> Request: Give only the number of lines that hold the word "color".

-- begin Material provided --

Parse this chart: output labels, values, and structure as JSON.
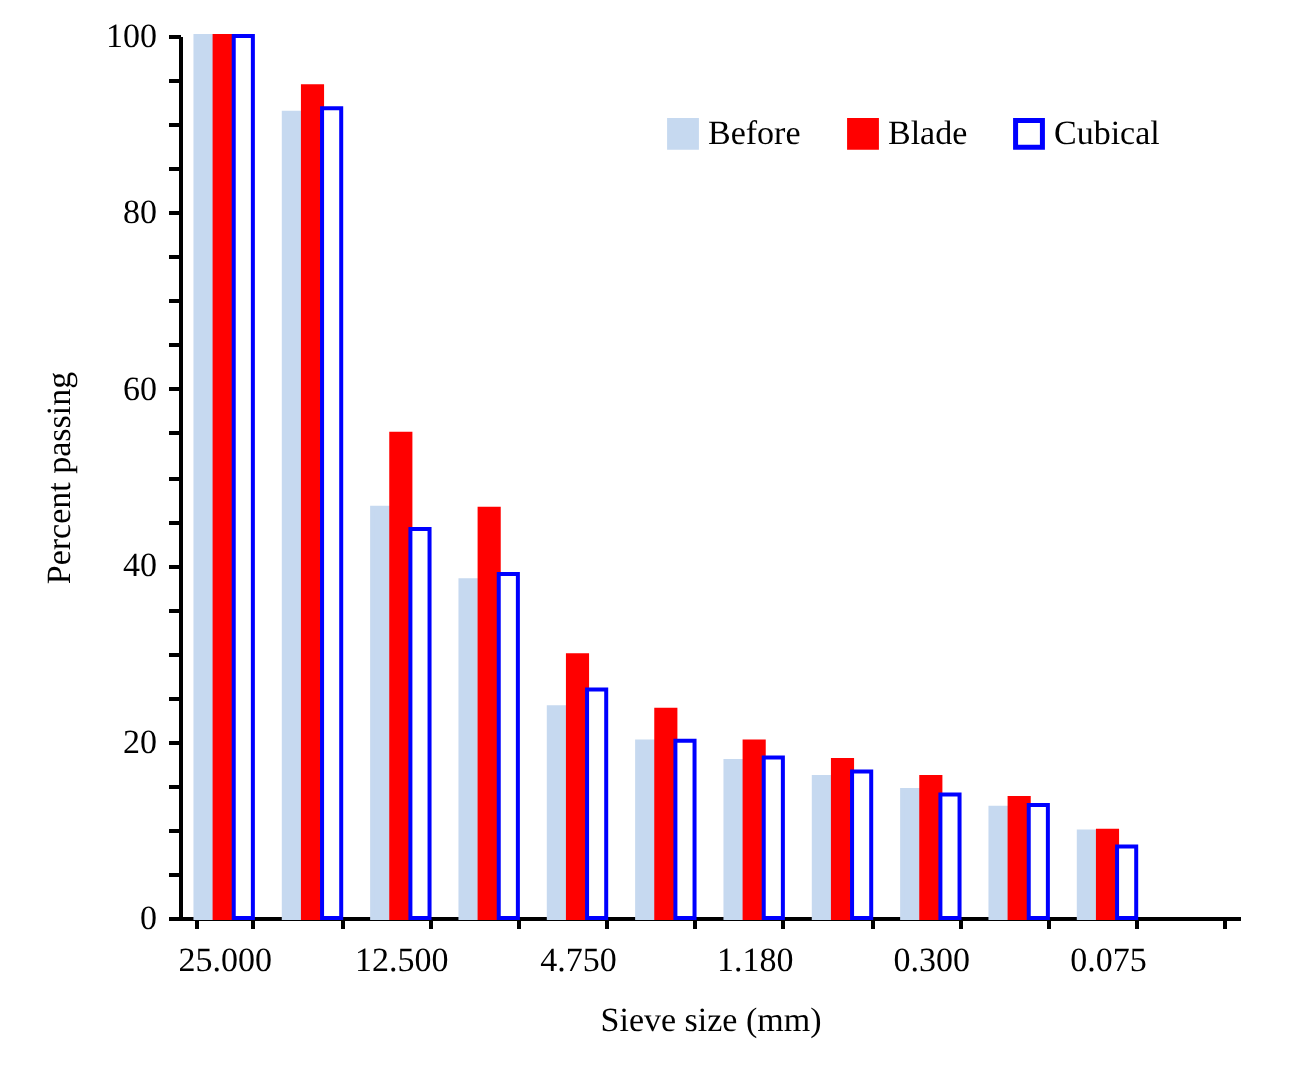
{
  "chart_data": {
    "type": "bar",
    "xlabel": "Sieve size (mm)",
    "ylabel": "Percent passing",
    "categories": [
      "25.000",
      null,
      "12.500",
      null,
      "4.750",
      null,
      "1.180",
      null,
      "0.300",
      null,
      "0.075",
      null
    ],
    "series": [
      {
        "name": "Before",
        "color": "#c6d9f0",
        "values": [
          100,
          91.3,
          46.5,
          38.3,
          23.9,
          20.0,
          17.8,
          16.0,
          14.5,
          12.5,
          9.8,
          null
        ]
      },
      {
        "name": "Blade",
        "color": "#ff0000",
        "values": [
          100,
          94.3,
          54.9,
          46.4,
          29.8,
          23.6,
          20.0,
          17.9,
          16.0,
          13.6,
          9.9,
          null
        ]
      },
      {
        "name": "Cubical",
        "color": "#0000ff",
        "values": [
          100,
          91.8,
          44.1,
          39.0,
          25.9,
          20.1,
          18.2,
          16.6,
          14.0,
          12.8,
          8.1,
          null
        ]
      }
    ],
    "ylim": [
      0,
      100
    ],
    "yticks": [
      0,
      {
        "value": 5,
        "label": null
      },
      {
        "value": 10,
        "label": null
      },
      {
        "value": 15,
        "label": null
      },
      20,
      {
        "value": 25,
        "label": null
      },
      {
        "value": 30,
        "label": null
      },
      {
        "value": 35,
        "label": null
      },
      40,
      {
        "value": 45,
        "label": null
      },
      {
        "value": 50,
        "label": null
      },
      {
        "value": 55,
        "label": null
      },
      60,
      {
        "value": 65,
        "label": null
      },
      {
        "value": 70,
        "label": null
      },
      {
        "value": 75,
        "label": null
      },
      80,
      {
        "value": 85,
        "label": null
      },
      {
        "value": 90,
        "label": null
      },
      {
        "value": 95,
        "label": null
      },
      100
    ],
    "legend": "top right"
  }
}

-- end Material provided --

> Completed task: 3